ENTRIES =>
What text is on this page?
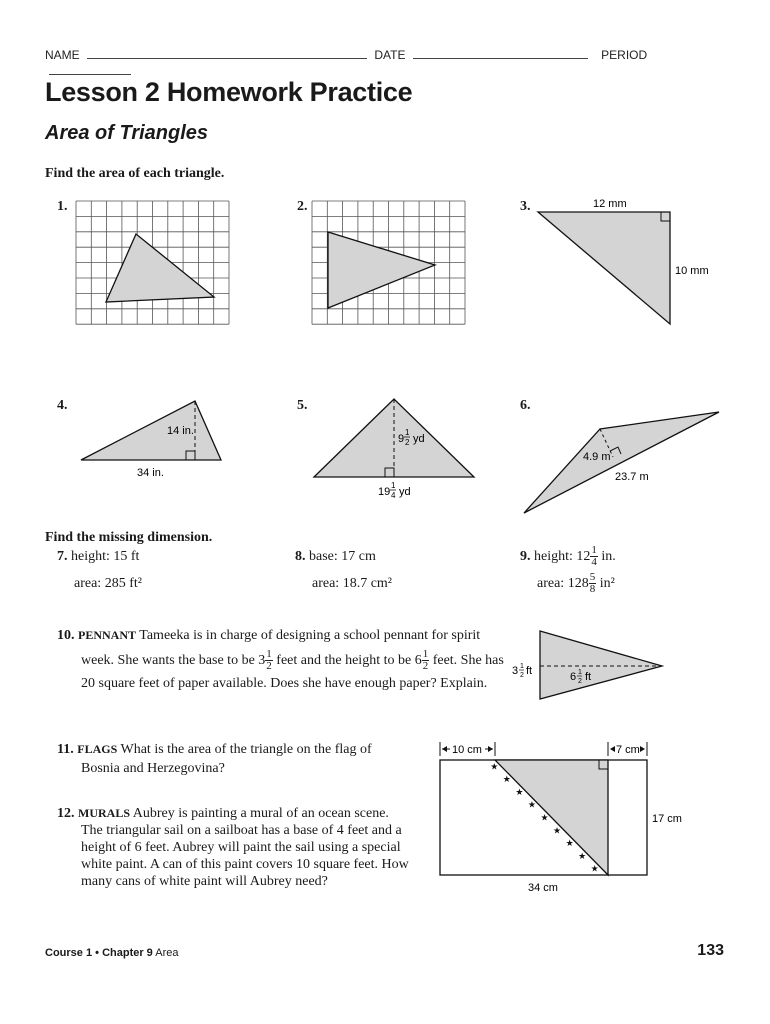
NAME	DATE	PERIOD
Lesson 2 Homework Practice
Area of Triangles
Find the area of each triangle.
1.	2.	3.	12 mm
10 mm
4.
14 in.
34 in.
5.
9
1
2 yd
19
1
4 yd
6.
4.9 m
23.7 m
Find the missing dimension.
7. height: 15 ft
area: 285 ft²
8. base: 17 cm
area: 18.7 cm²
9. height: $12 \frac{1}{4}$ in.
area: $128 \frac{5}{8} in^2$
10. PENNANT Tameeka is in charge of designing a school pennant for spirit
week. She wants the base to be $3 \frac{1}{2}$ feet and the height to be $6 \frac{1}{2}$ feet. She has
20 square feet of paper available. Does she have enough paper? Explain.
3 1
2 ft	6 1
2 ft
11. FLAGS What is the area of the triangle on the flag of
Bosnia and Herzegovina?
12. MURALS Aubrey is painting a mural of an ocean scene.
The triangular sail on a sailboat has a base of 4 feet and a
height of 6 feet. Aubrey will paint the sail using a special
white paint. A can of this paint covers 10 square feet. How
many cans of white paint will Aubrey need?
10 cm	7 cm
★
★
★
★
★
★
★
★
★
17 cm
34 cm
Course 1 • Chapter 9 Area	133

DIRECTIONS =>
Find the word "Aubrey" in the material, then list each line that holds it.

THE RESULT =>
12. MURALS Aubrey is painting a mural of an ocean scene.
height of 6 feet. Aubrey will paint the sail using a special
many cans of white paint will Aubrey need?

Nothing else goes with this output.